To be done:
Filter the lines below, copying only those with the string "this".

begin Dataset excerpts

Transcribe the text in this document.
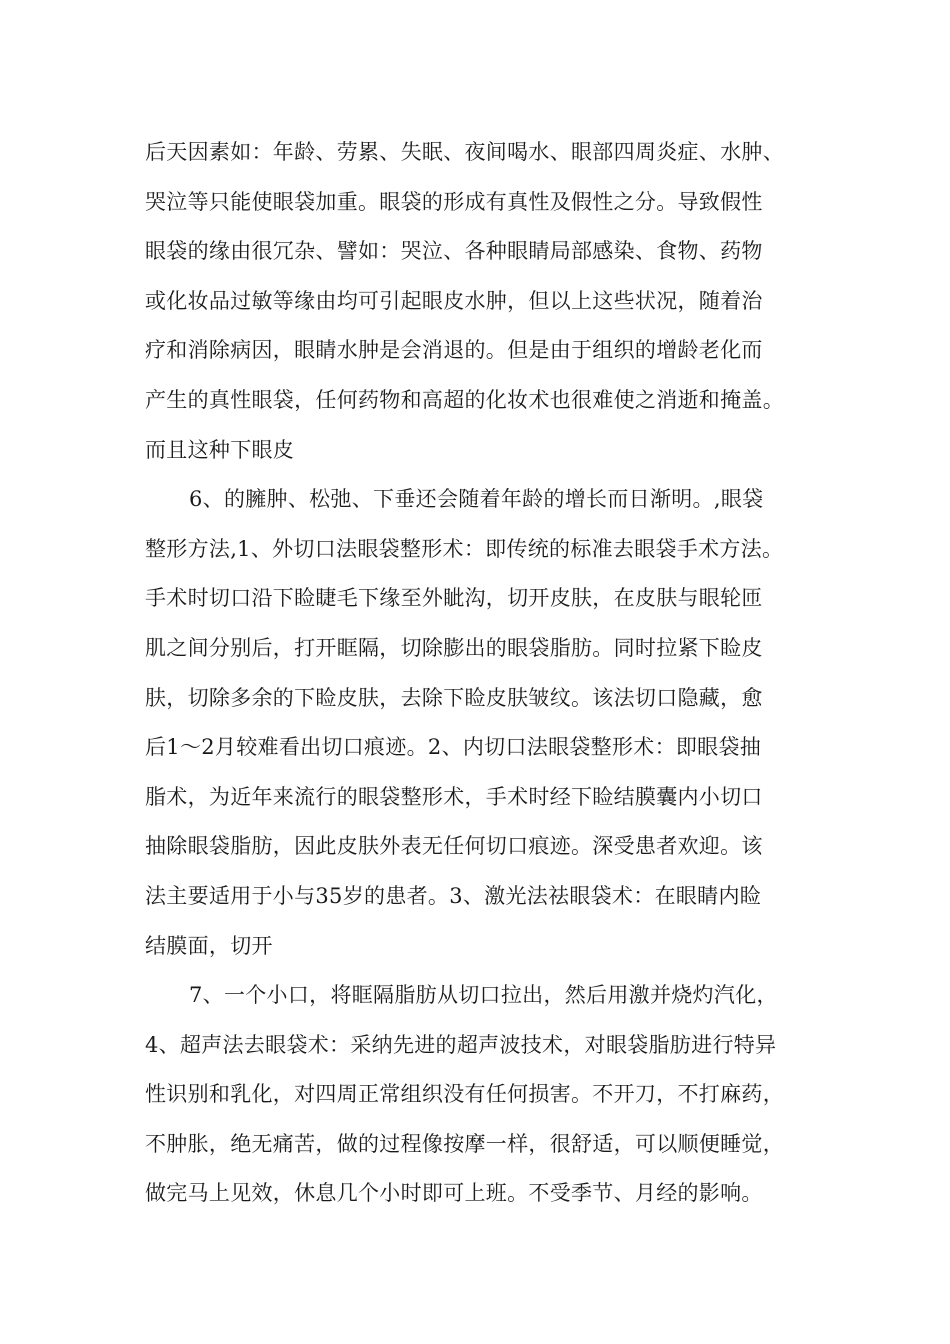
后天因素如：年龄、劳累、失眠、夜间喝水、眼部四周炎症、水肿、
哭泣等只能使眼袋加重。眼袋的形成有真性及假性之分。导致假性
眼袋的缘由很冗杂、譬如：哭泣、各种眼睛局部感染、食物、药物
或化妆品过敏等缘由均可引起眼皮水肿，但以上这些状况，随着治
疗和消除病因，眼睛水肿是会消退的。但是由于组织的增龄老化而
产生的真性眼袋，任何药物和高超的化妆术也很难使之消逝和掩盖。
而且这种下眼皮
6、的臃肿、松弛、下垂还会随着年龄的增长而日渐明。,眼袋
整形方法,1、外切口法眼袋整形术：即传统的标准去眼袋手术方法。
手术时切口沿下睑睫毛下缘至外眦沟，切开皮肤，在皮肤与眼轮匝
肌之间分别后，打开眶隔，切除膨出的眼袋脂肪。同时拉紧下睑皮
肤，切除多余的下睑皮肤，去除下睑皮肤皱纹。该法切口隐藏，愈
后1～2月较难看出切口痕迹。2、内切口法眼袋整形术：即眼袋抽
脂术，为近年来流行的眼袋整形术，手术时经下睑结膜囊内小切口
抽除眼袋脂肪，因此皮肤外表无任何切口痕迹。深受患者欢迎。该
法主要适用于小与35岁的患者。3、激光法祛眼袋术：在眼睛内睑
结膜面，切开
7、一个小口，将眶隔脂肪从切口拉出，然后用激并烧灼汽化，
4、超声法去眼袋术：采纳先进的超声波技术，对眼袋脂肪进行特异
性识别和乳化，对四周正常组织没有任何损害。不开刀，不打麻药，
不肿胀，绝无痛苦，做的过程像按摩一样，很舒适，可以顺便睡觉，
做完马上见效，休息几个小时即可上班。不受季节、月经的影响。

end Dataset excerpts
begin Dataset excerpts

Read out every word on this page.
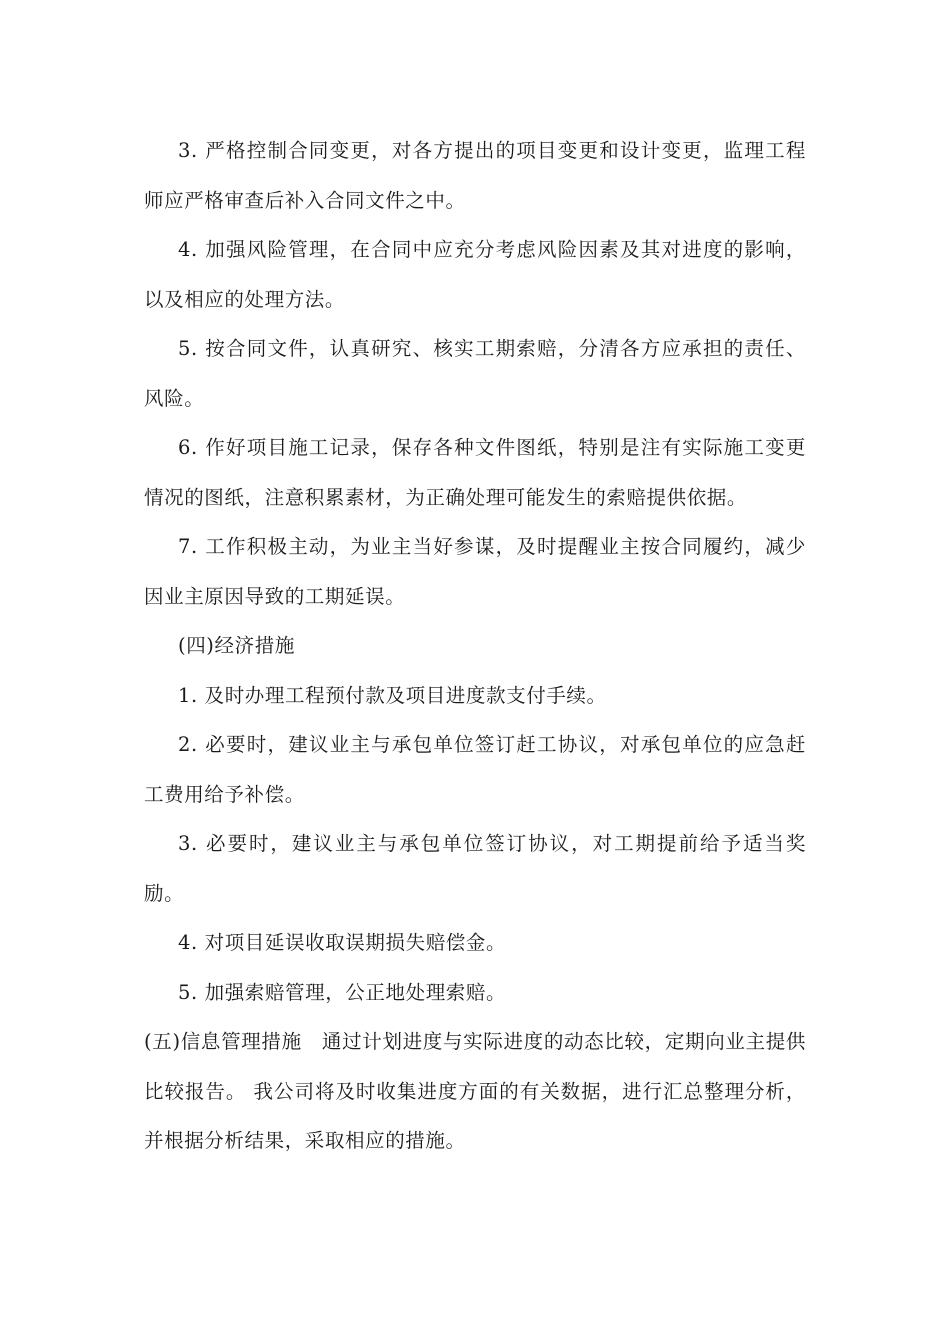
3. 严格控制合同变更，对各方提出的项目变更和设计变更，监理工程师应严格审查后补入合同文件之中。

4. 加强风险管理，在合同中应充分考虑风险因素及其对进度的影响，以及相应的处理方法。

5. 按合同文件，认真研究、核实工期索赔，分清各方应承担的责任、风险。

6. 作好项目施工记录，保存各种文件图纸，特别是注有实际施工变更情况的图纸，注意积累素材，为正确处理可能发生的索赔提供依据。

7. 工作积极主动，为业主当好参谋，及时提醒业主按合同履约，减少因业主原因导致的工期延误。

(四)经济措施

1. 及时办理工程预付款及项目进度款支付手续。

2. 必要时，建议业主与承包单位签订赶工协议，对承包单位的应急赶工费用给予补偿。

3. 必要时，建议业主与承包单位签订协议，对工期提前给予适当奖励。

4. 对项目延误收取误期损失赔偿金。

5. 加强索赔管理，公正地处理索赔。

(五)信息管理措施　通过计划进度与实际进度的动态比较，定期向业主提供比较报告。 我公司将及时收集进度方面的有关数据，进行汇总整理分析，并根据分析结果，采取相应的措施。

end Dataset excerpts

Written answer:
Transcribe the text in this document.
Read out every word on this page.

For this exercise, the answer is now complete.